→ Task list:
**1)** For the notebook on setting up DQN for ViZDoom, state whether each of the following agrees with it: (a) the game loop takes 100 actions, (b) the environment is first reset with seed 7, and (c) the Transition class stands for a `(state, action) -> (state', reward)` datapoint. Give yes or no for each, with the deciding words of the notebook quoted.
**2)** Go on with the notebook on setting up DQN for ViZDoom, starting after its last line.

#### Selected text ####

In [23]:
#misc
import numpy as np
import random
# env
import gymnasium as gym
from vizdoom import gymnasium_wrapper
# learning
import torch
import torch.nn as nn
import torch.autograd as autograd
import stable_baselines3

# Game Loop

In [24]:
env = gym.make("VizdoomBasic-v0")

obs, info = env.reset(seed=42)
for _ in range(100):
    action = env.action_space.sample()

    obs, rew, term, trun, info = env.step(action)

    if term or trun:
        obs, info = env.reset()

env.close()



# Setup for DQN

We first need a **Transition** class which represents a `(state, action) -> (state', reward)` datapoint.

Then we need a **Replay Memory** class to store and utilize these transitions.

In [25]:
class Transition():
    def __init__(self) -> None:
        self.state
        self.action
        self.next_state
        self.reward

In [26]:
class ReplayMemory(object):
    def __init__(self):
        self.memory = np.array()

    def push(self, *args):
        """Save a transition"""
        self.memory.append(Transition(*args))

#### Extracted material ####

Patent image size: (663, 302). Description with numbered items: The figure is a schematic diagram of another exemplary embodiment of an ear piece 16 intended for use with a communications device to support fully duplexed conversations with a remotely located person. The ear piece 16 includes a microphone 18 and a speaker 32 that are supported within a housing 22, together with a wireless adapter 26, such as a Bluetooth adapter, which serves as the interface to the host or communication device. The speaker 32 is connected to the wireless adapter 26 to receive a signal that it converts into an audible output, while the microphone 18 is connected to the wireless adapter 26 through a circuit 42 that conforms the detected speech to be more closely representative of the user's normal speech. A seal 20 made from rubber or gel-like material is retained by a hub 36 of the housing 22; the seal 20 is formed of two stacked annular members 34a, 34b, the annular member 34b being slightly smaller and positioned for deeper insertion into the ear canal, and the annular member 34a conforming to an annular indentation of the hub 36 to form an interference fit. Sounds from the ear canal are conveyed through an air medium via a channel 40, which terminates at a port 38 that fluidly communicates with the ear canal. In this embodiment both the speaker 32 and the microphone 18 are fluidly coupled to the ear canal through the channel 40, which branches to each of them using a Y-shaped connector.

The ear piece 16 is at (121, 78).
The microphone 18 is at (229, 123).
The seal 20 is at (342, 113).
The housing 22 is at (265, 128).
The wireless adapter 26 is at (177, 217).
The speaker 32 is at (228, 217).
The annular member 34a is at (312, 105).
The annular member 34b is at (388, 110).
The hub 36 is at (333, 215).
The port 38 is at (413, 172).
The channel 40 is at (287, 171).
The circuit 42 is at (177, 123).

####

→ Outputs for the tasks:
**1)**
(a) Yes: "for _ in range(100):"
(b) No: "obs, info = env.reset(seed=42)"
(c) Yes: "We first need a **Transition** class which represents a `(state, action) -> (state', reward)` datapoint."

**2)**
    def sample(self, batch_size):
        return random.sample(self.memory, batch_size)

    def __len__(self):
        return len(self.memory)

# DQN Class

In [27]:
class DQN(nn.Module):
    def __init__(self, n_actions) -> None:
        super(DQN, self).__init__()

        self.conv1 = nn.Sequential(
            nn.Conv2d(1, 8, kernel_size=3, stride=2, bias=False),
            nn.BatchNorm2d(8),
            nn.ReLU()
        )

        self.conv2 = nn.Sequential(
            nn.Conv2d(8, 8, kernel_size=3, stride=2, bias=False),
            nn.BatchNorm2d(8),
            nn.ReLU()
        )

        self.conv3 = nn.Sequential(
            nn.Conv2d(8, 8, kernel_size=3, stride=1, bias=False),
            nn.BatchNorm2d(8),
            nn.ReLU(),
        )

        self.conv4 = nn.Sequential(
            nn.Conv2d(8, 16, kernel_size=3, stride=1, bias=False),
            nn.BatchNorm2d(16),
            nn.ReLU(),
        )

        self.state_fc = nn.Sequential(nn.Linear(96, 64), nn.ReLU(), nn.Linear(64, 1))

        self.advantage_fc = nn.Sequential(
            nn.Linear(96, 64), nn.ReLU(), nn.Linear(64, n_actions)
        )

    def forward(self, x):
        x = self.conv1(x)
        x = self.conv2(x)
        x = self.conv3(x)
        x = self.conv4(x)
        x = x.view(-1, 192)
        x1 = x[:, :96]  # input for the net to calculate the state value
        x2 = x[:, 96:]  # relative advantage of actions in the state
        state_value = self.state_fc(x1).reshape(-1, 1)
        advantage_values = self.advantage_fc(x2)
        x = state_value + (
            advantage_values - advantage_values.mean(dim=1).reshape(-1, 1)
        )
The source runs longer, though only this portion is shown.